YOUR GOAL: Copy exactly the stretch of lines from the one holding "Decode this image" through the last line of the data below, inclusive. Leave out pictures.
------ INFORMATION SUPPLIED ------
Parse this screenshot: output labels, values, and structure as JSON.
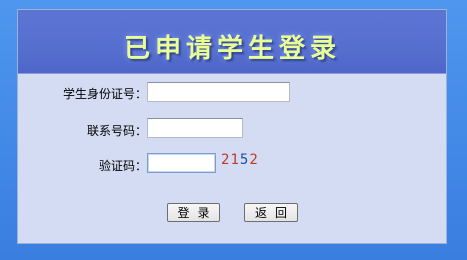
{
  "header": {
    "title": "已申请学生登录"
  },
  "form": {
    "student_id": {
      "label": "学生身份证号：",
      "value": ""
    },
    "phone": {
      "label": "联系号码：",
      "value": ""
    },
    "captcha": {
      "label": "验证码：",
      "value": "",
      "code_digits": [
        {
          "char": "2",
          "color": "#c0392b"
        },
        {
          "char": "1",
          "color": "#c0392b"
        },
        {
          "char": "5",
          "color": "#1f4fa8"
        },
        {
          "char": "2",
          "color": "#c0392b"
        }
      ]
    }
  },
  "buttons": {
    "login_label": "登录",
    "back_label": "返回"
  },
  "colors": {
    "background": "#3f86e6",
    "panel": "#d3dcf2",
    "header": "#5670cf",
    "title_text": "#e9ff96"
  }
}
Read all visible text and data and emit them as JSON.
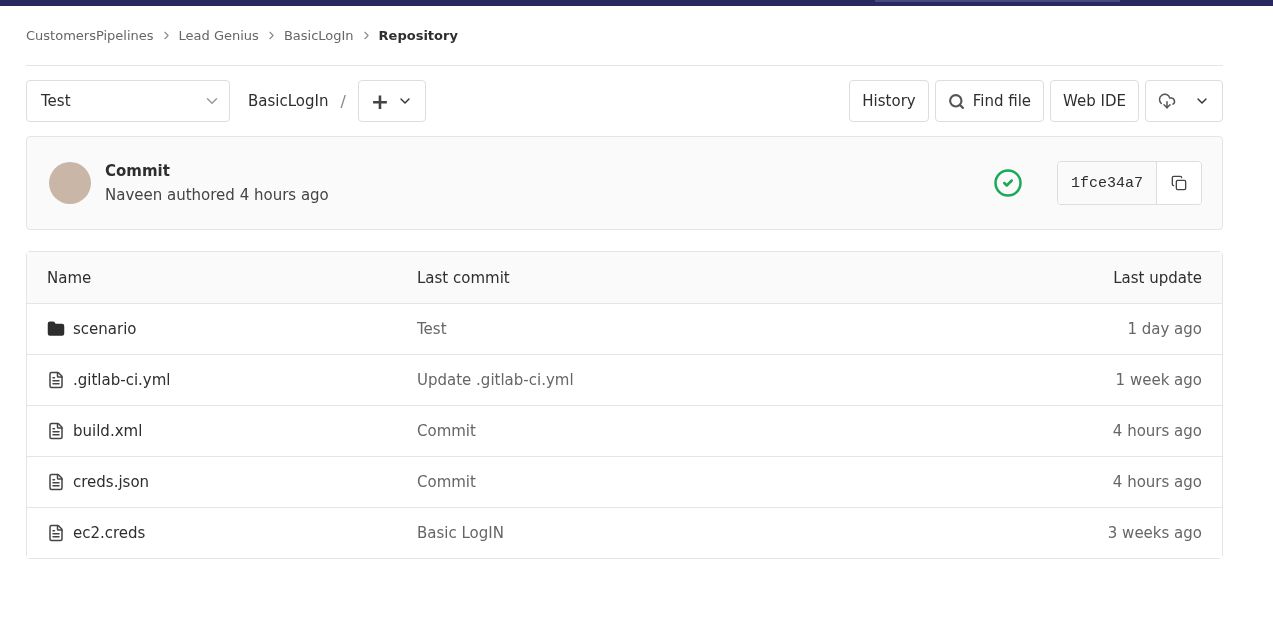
{
  "breadcrumbs": [
    {
      "label": "CustomersPipelines",
      "current": false
    },
    {
      "label": "Lead Genius",
      "current": false
    },
    {
      "label": "BasicLogIn",
      "current": false
    },
    {
      "label": "Repository",
      "current": true
    }
  ],
  "toolbar": {
    "branch": "Test",
    "path": "BasicLogIn",
    "separator": "/",
    "add": "+",
    "buttons": [
      "History",
      "Find file",
      "Web IDE"
    ]
  },
  "commit": {
    "title": "Commit",
    "author": "Naveen authored 4 hours ago",
    "pipeline_passed": true,
    "sha": "1fce34a7"
  },
  "table": {
    "columns": [
      "Name",
      "Last commit",
      "Last update"
    ],
    "rows": [
      {
        "kind": "folder",
        "name": "scenario",
        "commit": "Test",
        "updated": "1 day ago"
      },
      {
        "kind": "file",
        "name": ".gitlab-ci.yml",
        "commit": "Update .gitlab-ci.yml",
        "updated": "1 week ago"
      },
      {
        "kind": "file",
        "name": "build.xml",
        "commit": "Commit",
        "updated": "4 hours ago"
      },
      {
        "kind": "file",
        "name": "creds.json",
        "commit": "Commit",
        "updated": "4 hours ago"
      },
      {
        "kind": "file",
        "name": "ec2.creds",
        "commit": "Basic LogIN",
        "updated": "3 weeks ago"
      }
    ]
  }
}
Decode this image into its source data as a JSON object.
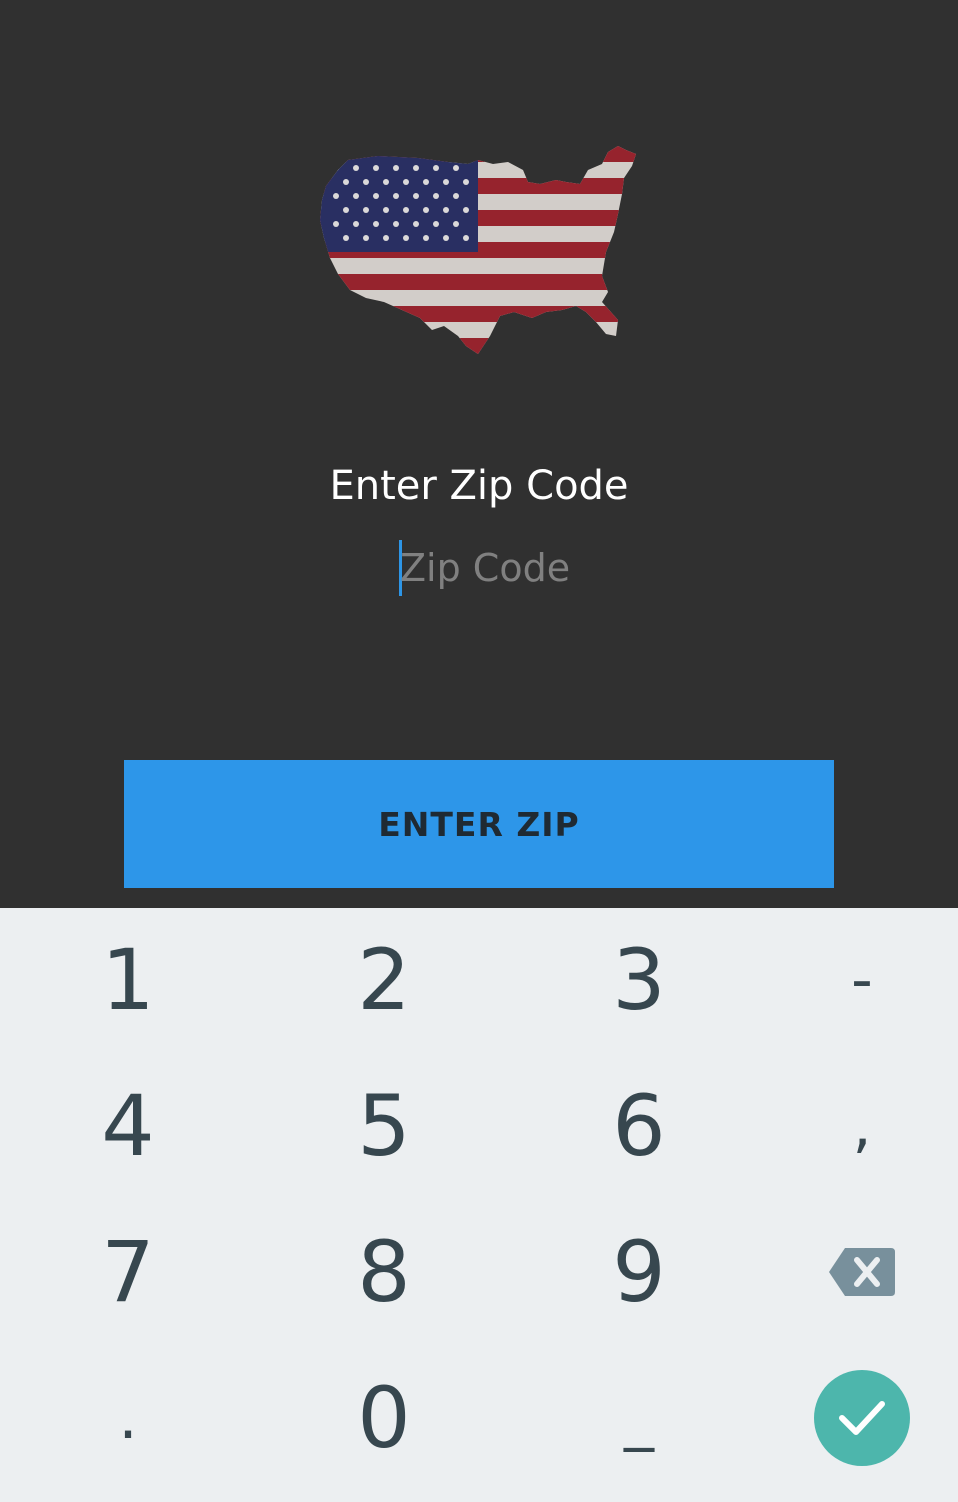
{
  "header": {
    "title": "Enter Zip Code"
  },
  "zip": {
    "value": "",
    "placeholder": "Zip Code"
  },
  "actions": {
    "enter_label": "ENTER ZIP"
  },
  "keyboard": {
    "keys": [
      "1",
      "2",
      "3",
      "-",
      "4",
      "5",
      "6",
      ",",
      "7",
      "8",
      "9",
      ".",
      "0",
      "_"
    ],
    "icons": {
      "backspace": "backspace-icon",
      "done": "check-icon"
    }
  },
  "colors": {
    "background": "#303030",
    "accent": "#2d96e9",
    "keyboard_bg": "#eceff1",
    "key_text": "#37474f",
    "done_button": "#4db6ac"
  }
}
------
EXERCISE OUTPUT:
Decode this image into its source data as a JSON object.
{
  "header": {
    "title": "Enter Zip Code"
  },
  "zip": {
    "value": "",
    "placeholder": "Zip Code"
  },
  "actions": {
    "enter_label": "ENTER ZIP"
  },
  "keyboard": {
    "keys": [
      "1",
      "2",
      "3",
      "-",
      "4",
      "5",
      "6",
      ",",
      "7",
      "8",
      "9",
      ".",
      "0",
      "_"
    ],
    "icons": {
      "backspace": "backspace-icon",
      "done": "check-icon"
    }
  },
  "colors": {
    "background": "#303030",
    "accent": "#2d96e9",
    "keyboard_bg": "#eceff1",
    "key_text": "#37474f",
    "done_button": "#4db6ac"
  }
}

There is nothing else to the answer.